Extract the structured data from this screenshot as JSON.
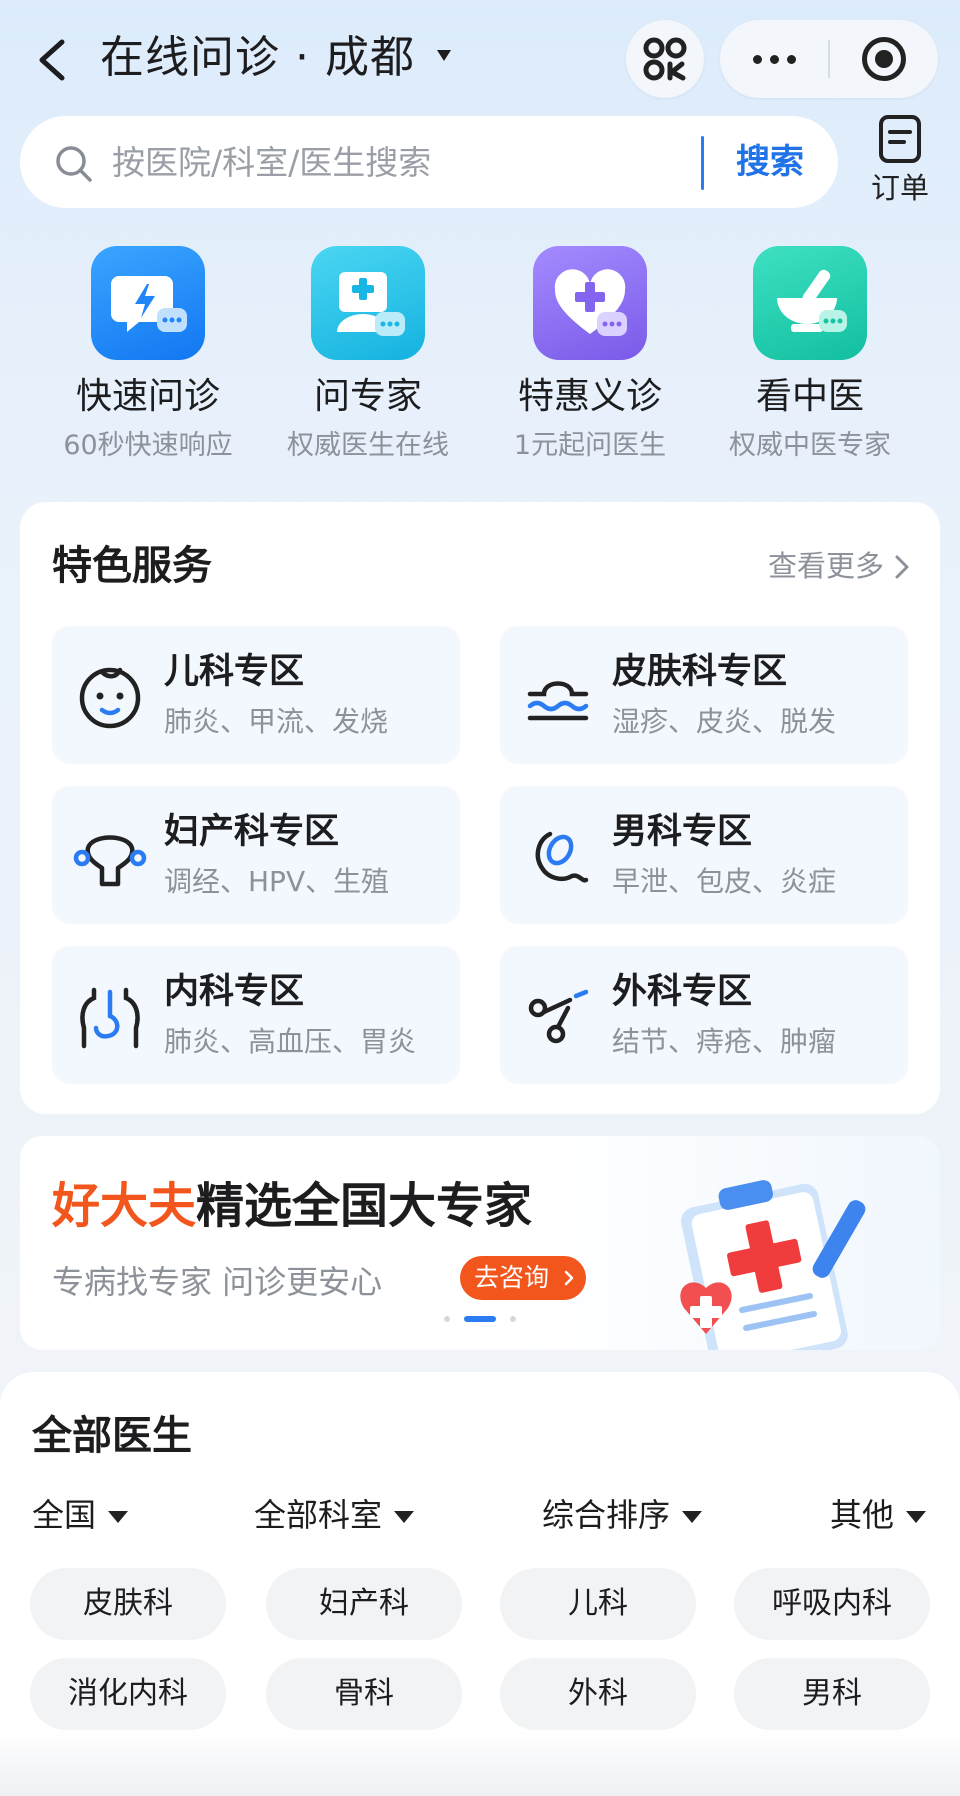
{
  "nav": {
    "title": "在线问诊 · 成都"
  },
  "search": {
    "placeholder": "按医院/科室/医生搜索",
    "button_label": "搜索",
    "orders_label": "订单"
  },
  "quick_entries": [
    {
      "title": "快速问诊",
      "subtitle": "60秒快速响应",
      "icon": "lightning-chat-icon",
      "color": "#1e8cff"
    },
    {
      "title": "问专家",
      "subtitle": "权威医生在线",
      "icon": "doctor-chat-icon",
      "color": "#21c0e8"
    },
    {
      "title": "特惠义诊",
      "subtitle": "1元起问医生",
      "icon": "heart-plus-icon",
      "color": "#8b6cf4"
    },
    {
      "title": "看中医",
      "subtitle": "权威中医专家",
      "icon": "mortar-pestle-icon",
      "color": "#19cfb0"
    }
  ],
  "services": {
    "title": "特色服务",
    "more_label": "查看更多",
    "items": [
      {
        "name": "儿科专区",
        "desc": "肺炎、甲流、发烧",
        "icon": "baby-face-icon"
      },
      {
        "name": "皮肤科专区",
        "desc": "湿疹、皮炎、脱发",
        "icon": "skin-layer-icon"
      },
      {
        "name": "妇产科专区",
        "desc": "调经、HPV、生殖",
        "icon": "uterus-icon"
      },
      {
        "name": "男科专区",
        "desc": "早泄、包皮、炎症",
        "icon": "male-organ-icon"
      },
      {
        "name": "内科专区",
        "desc": "肺炎、高血压、胃炎",
        "icon": "stomach-icon"
      },
      {
        "name": "外科专区",
        "desc": "结节、痔疮、肿瘤",
        "icon": "scissors-icon"
      }
    ]
  },
  "banner": {
    "brand": "好大夫",
    "headline": "精选全国大专家",
    "subtitle": "专病找专家 问诊更安心",
    "cta_label": "去咨询"
  },
  "doctors": {
    "title": "全部医生",
    "filters": [
      "全国",
      "全部科室",
      "综合排序",
      "其他"
    ],
    "departments": [
      "皮肤科",
      "妇产科",
      "儿科",
      "呼吸内科",
      "消化内科",
      "骨科",
      "外科",
      "男科"
    ]
  },
  "colors": {
    "accent": "#1f73e6",
    "brand_orange": "#f2561d"
  }
}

# # # #

* **Given request**: Gather each line in the entries above where the string "chat" is found.

* **Full answer**:
      "icon": "lightning-chat-icon",
      "icon": "doctor-chat-icon",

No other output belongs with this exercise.